## THE EXERCISE
Only the lines from the line containing "Read all visible content and emit it as JSON." through the final line of the entries should be printed, exactly as given, with the pictures left out.

## GIVEN DATA
--
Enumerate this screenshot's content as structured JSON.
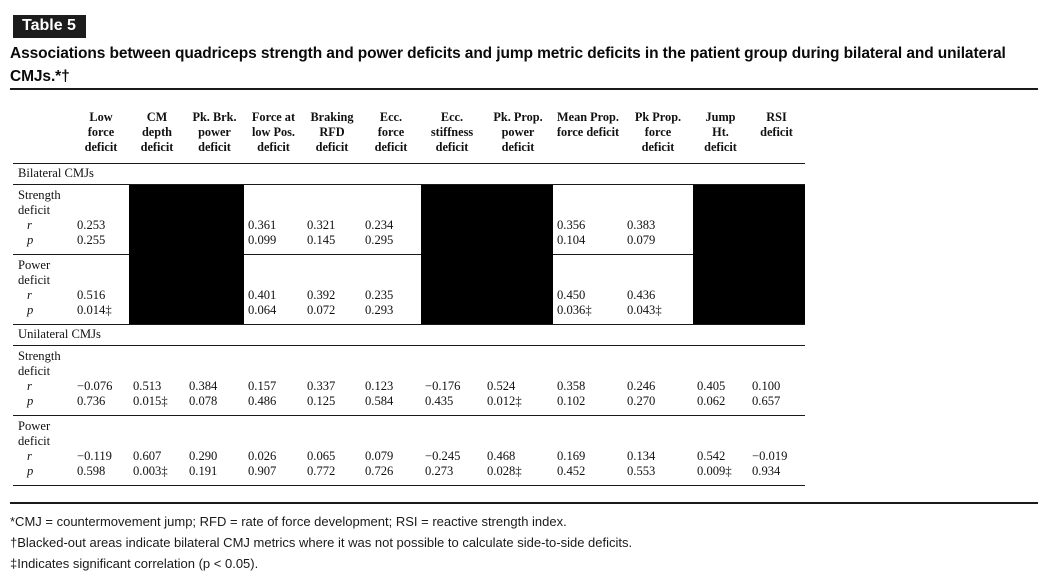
{
  "table_label": "Table 5",
  "title": "Associations between quadriceps strength and power deficits and jump metric deficits in the patient group during bilateral and unilateral CMJs.*†",
  "colors": {
    "badge_bg": "#1c1c1c",
    "blackout": "#000000",
    "text": "#000000"
  },
  "sub_labels": {
    "r": "r",
    "p": "p"
  },
  "columns": [
    "Low\nforce\ndeficit",
    "CM\ndepth\ndeficit",
    "Pk. Brk.\npower\ndeficit",
    "Force at\nlow Pos.\ndeficit",
    "Braking\nRFD\ndeficit",
    "Ecc.\nforce\ndeficit",
    "Ecc.\nstiffness\ndeficit",
    "Pk. Prop.\npower\ndeficit",
    "Mean Prop.\nforce deficit",
    "Pk Prop.\nforce\ndeficit",
    "Jump\nHt.\ndeficit",
    "RSI\ndeficit"
  ],
  "sections": [
    {
      "label": "Bilateral CMJs",
      "blacked_columns": [
        1,
        2,
        6,
        7,
        10,
        11
      ],
      "blocks": [
        {
          "label": "Strength\ndeficit",
          "r": [
            "0.253",
            "",
            "",
            "0.361",
            "0.321",
            "0.234",
            "",
            "",
            "0.356",
            "0.383",
            "",
            ""
          ],
          "p": [
            "0.255",
            "",
            "",
            "0.099",
            "0.145",
            "0.295",
            "",
            "",
            "0.104",
            "0.079",
            "",
            ""
          ]
        },
        {
          "label": "Power\ndeficit",
          "r": [
            "0.516",
            "",
            "",
            "0.401",
            "0.392",
            "0.235",
            "",
            "",
            "0.450",
            "0.436",
            "",
            ""
          ],
          "p": [
            "0.014‡",
            "",
            "",
            "0.064",
            "0.072",
            "0.293",
            "",
            "",
            "0.036‡",
            "0.043‡",
            "",
            ""
          ]
        }
      ]
    },
    {
      "label": "Unilateral CMJs",
      "blacked_columns": [],
      "blocks": [
        {
          "label": "Strength\ndeficit",
          "r": [
            "−0.076",
            "0.513",
            "0.384",
            "0.157",
            "0.337",
            "0.123",
            "−0.176",
            "0.524",
            "0.358",
            "0.246",
            "0.405",
            "0.100"
          ],
          "p": [
            "0.736",
            "0.015‡",
            "0.078",
            "0.486",
            "0.125",
            "0.584",
            "0.435",
            "0.012‡",
            "0.102",
            "0.270",
            "0.062",
            "0.657"
          ]
        },
        {
          "label": "Power\ndeficit",
          "r": [
            "−0.119",
            "0.607",
            "0.290",
            "0.026",
            "0.065",
            "0.079",
            "−0.245",
            "0.468",
            "0.169",
            "0.134",
            "0.542",
            "−0.019"
          ],
          "p": [
            "0.598",
            "0.003‡",
            "0.191",
            "0.907",
            "0.772",
            "0.726",
            "0.273",
            "0.028‡",
            "0.452",
            "0.553",
            "0.009‡",
            "0.934"
          ]
        }
      ]
    }
  ],
  "footnotes": [
    "*CMJ = countermovement jump; RFD = rate of force development; RSI = reactive strength index.",
    "†Blacked-out areas indicate bilateral CMJ metrics where it was not possible to calculate side-to-side deficits.",
    "‡Indicates significant correlation (p < 0.05)."
  ]
}
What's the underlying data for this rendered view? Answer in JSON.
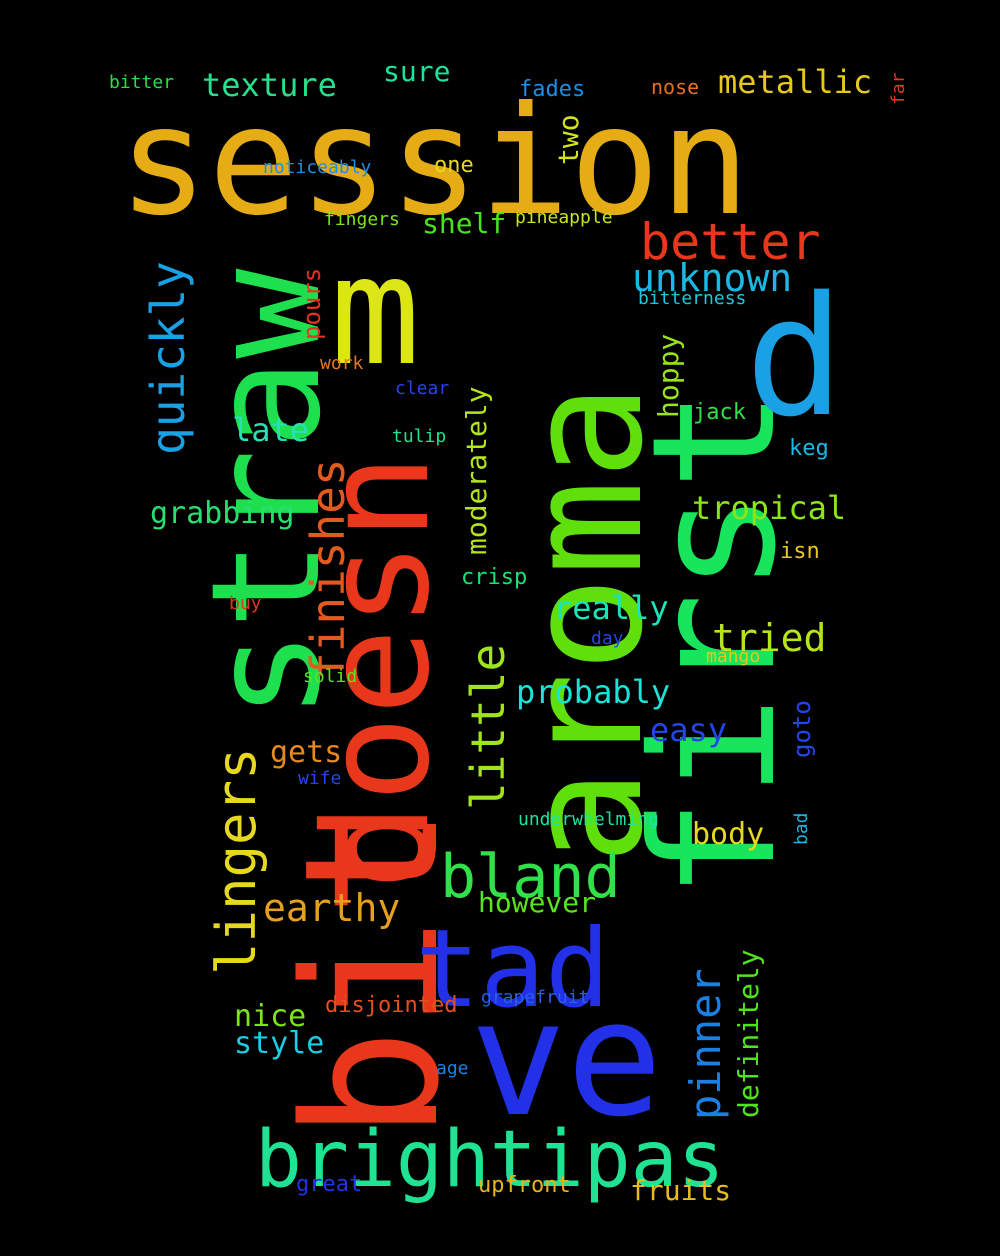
{
  "words": [
    {
      "text": "session",
      "color": "#E6AC16",
      "vertical": false
    },
    {
      "text": "aroma",
      "color": "#5FE00C",
      "vertical": true
    },
    {
      "text": "first",
      "color": "#18E45C",
      "vertical": true
    },
    {
      "text": "bit",
      "color": "#E8371A",
      "vertical": true
    },
    {
      "text": "ve",
      "color": "#2230E8",
      "vertical": false
    },
    {
      "text": "straw",
      "color": "#1EE04E",
      "vertical": true
    },
    {
      "text": "doesn",
      "color": "#E8371A",
      "vertical": true
    },
    {
      "text": "m",
      "color": "#DCE515",
      "vertical": false
    },
    {
      "text": "d",
      "color": "#1AA0E4",
      "vertical": false
    },
    {
      "text": "tad",
      "color": "#2230E8",
      "vertical": false
    },
    {
      "text": "brightipas",
      "color": "#1FE292",
      "vertical": false
    },
    {
      "text": "bland",
      "color": "#32E04A",
      "vertical": false
    },
    {
      "text": "lingers",
      "color": "#E6D81E",
      "vertical": true
    },
    {
      "text": "finishes",
      "color": "#E25A1E",
      "vertical": true
    },
    {
      "text": "quickly",
      "color": "#1AA0E4",
      "vertical": true
    },
    {
      "text": "better",
      "color": "#E8371A",
      "vertical": false
    },
    {
      "text": "unknown",
      "color": "#1AB8E4",
      "vertical": false
    },
    {
      "text": "little",
      "color": "#A0E41A",
      "vertical": true
    },
    {
      "text": "pinner",
      "color": "#1A80E4",
      "vertical": true
    },
    {
      "text": "earthy",
      "color": "#E6A01E",
      "vertical": false
    },
    {
      "text": "tried",
      "color": "#B8E41A",
      "vertical": false
    },
    {
      "text": "texture",
      "color": "#28E08C",
      "vertical": false
    },
    {
      "text": "metallic",
      "color": "#E6C81E",
      "vertical": false
    },
    {
      "text": "tropical",
      "color": "#8CE41A",
      "vertical": false
    },
    {
      "text": "definitely",
      "color": "#50E41A",
      "vertical": true
    },
    {
      "text": "moderately",
      "color": "#B4E41A",
      "vertical": true
    },
    {
      "text": "really",
      "color": "#1AE4B8",
      "vertical": false
    },
    {
      "text": "probably",
      "color": "#1AE4D8",
      "vertical": false
    },
    {
      "text": "easy",
      "color": "#2446E8",
      "vertical": false
    },
    {
      "text": "late",
      "color": "#28E0B4",
      "vertical": false
    },
    {
      "text": "grabbing",
      "color": "#28E070",
      "vertical": false
    },
    {
      "text": "shelf",
      "color": "#48E41A",
      "vertical": false
    },
    {
      "text": "sure",
      "color": "#1AE4A0",
      "vertical": false
    },
    {
      "text": "gets",
      "color": "#E68A1E",
      "vertical": false
    },
    {
      "text": "body",
      "color": "#E6D81E",
      "vertical": false
    },
    {
      "text": "however",
      "color": "#5AE41A",
      "vertical": false
    },
    {
      "text": "nice",
      "color": "#7CE41A",
      "vertical": false
    },
    {
      "text": "style",
      "color": "#1ACCE4",
      "vertical": false
    },
    {
      "text": "disjointed",
      "color": "#E6501E",
      "vertical": false
    },
    {
      "text": "fruits",
      "color": "#E6BC1E",
      "vertical": false
    },
    {
      "text": "hoppy",
      "color": "#9CE41A",
      "vertical": true
    },
    {
      "text": "two",
      "color": "#D4E41A",
      "vertical": true
    },
    {
      "text": "pours",
      "color": "#E6321E",
      "vertical": true
    },
    {
      "text": "goto",
      "color": "#2446E8",
      "vertical": true
    },
    {
      "text": "fades",
      "color": "#1A90E4",
      "vertical": false
    },
    {
      "text": "one",
      "color": "#E6D81E",
      "vertical": false
    },
    {
      "text": "upfront",
      "color": "#E6B41E",
      "vertical": false
    },
    {
      "text": "great",
      "color": "#2432E8",
      "vertical": false
    },
    {
      "text": "crisp",
      "color": "#1AE470",
      "vertical": false
    },
    {
      "text": "jack",
      "color": "#32E04A",
      "vertical": false
    },
    {
      "text": "keg",
      "color": "#1AB8E4",
      "vertical": false
    },
    {
      "text": "isn",
      "color": "#E6C81E",
      "vertical": false
    },
    {
      "text": "nose",
      "color": "#E6701E",
      "vertical": false
    },
    {
      "text": "far",
      "color": "#E6321E",
      "vertical": true
    },
    {
      "text": "bitter",
      "color": "#28E04A",
      "vertical": false
    },
    {
      "text": "noticeably",
      "color": "#1A90E4",
      "vertical": false
    },
    {
      "text": "fingers",
      "color": "#7CE41A",
      "vertical": false
    },
    {
      "text": "pineapple",
      "color": "#C8E41A",
      "vertical": false
    },
    {
      "text": "bitterness",
      "color": "#1AC8E4",
      "vertical": false
    },
    {
      "text": "work",
      "color": "#E6781E",
      "vertical": false
    },
    {
      "text": "clear",
      "color": "#2446E8",
      "vertical": false
    },
    {
      "text": "tulip",
      "color": "#1AE48C",
      "vertical": false
    },
    {
      "text": "buy",
      "color": "#E6321E",
      "vertical": false
    },
    {
      "text": "day",
      "color": "#2446E8",
      "vertical": false
    },
    {
      "text": "mango",
      "color": "#E6C81E",
      "vertical": false
    },
    {
      "text": "solid",
      "color": "#5AE41A",
      "vertical": false
    },
    {
      "text": "wife",
      "color": "#2446E8",
      "vertical": false
    },
    {
      "text": "underwhelming",
      "color": "#1AE4A0",
      "vertical": false
    },
    {
      "text": "bad",
      "color": "#1AB8E4",
      "vertical": true
    },
    {
      "text": "grapefruit",
      "color": "#2460E8",
      "vertical": false
    },
    {
      "text": "age",
      "color": "#1A80E4",
      "vertical": false
    }
  ]
}
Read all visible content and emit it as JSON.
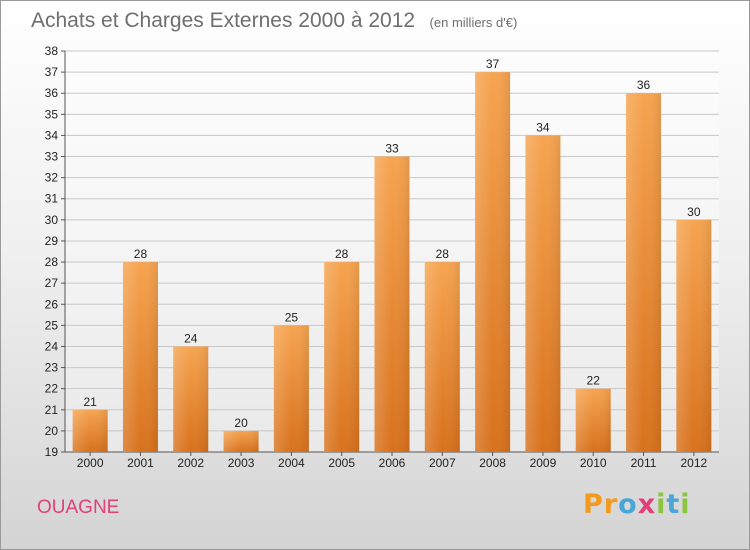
{
  "title": "Achats et Charges Externes 2000 à 2012",
  "unit_label": "(en milliers d'€)",
  "commune": "OUAGNE",
  "logo": {
    "text": "Proxiti",
    "letters": [
      {
        "ch": "P",
        "color": "#f39a1e"
      },
      {
        "ch": "r",
        "color": "#f39a1e"
      },
      {
        "ch": "o",
        "color": "#4aa6d8"
      },
      {
        "ch": "x",
        "color": "#e0407a"
      },
      {
        "ch": "i",
        "color": "#8cc63f"
      },
      {
        "ch": "t",
        "color": "#4aa6d8"
      },
      {
        "ch": "i",
        "color": "#8cc63f"
      }
    ]
  },
  "colors": {
    "bar_light": "#f6a450",
    "bar_dark": "#d8711c",
    "grid": "#c8c8c8"
  },
  "chart_data": {
    "type": "bar",
    "title": "Achats et Charges Externes 2000 à 2012",
    "subtitle": "(en milliers d'€)",
    "categories": [
      "2000",
      "2001",
      "2002",
      "2003",
      "2004",
      "2005",
      "2006",
      "2007",
      "2008",
      "2009",
      "2010",
      "2011",
      "2012"
    ],
    "values": [
      21,
      28,
      24,
      20,
      25,
      28,
      33,
      28,
      37,
      34,
      22,
      36,
      30
    ],
    "ylim": [
      19,
      38
    ],
    "yticks": [
      19,
      20,
      21,
      22,
      23,
      24,
      25,
      26,
      27,
      28,
      29,
      30,
      31,
      32,
      33,
      34,
      35,
      36,
      37,
      38
    ],
    "grid": true,
    "data_labels": true,
    "xlabel": "",
    "ylabel": ""
  }
}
--
## CORRECT OUTPUT
Read all visible content and emit it as JSON.
{
  "title": "Achats et Charges Externes 2000 à 2012",
  "unit_label": "(en milliers d'€)",
  "commune": "OUAGNE",
  "logo": {
    "text": "Proxiti",
    "letters": [
      {
        "ch": "P",
        "color": "#f39a1e"
      },
      {
        "ch": "r",
        "color": "#f39a1e"
      },
      {
        "ch": "o",
        "color": "#4aa6d8"
      },
      {
        "ch": "x",
        "color": "#e0407a"
      },
      {
        "ch": "i",
        "color": "#8cc63f"
      },
      {
        "ch": "t",
        "color": "#4aa6d8"
      },
      {
        "ch": "i",
        "color": "#8cc63f"
      }
    ]
  },
  "colors": {
    "bar_light": "#f6a450",
    "bar_dark": "#d8711c",
    "grid": "#c8c8c8"
  },
  "chart_data": {
    "type": "bar",
    "title": "Achats et Charges Externes 2000 à 2012",
    "subtitle": "(en milliers d'€)",
    "categories": [
      "2000",
      "2001",
      "2002",
      "2003",
      "2004",
      "2005",
      "2006",
      "2007",
      "2008",
      "2009",
      "2010",
      "2011",
      "2012"
    ],
    "values": [
      21,
      28,
      24,
      20,
      25,
      28,
      33,
      28,
      37,
      34,
      22,
      36,
      30
    ],
    "ylim": [
      19,
      38
    ],
    "yticks": [
      19,
      20,
      21,
      22,
      23,
      24,
      25,
      26,
      27,
      28,
      29,
      30,
      31,
      32,
      33,
      34,
      35,
      36,
      37,
      38
    ],
    "grid": true,
    "data_labels": true,
    "xlabel": "",
    "ylabel": ""
  }
}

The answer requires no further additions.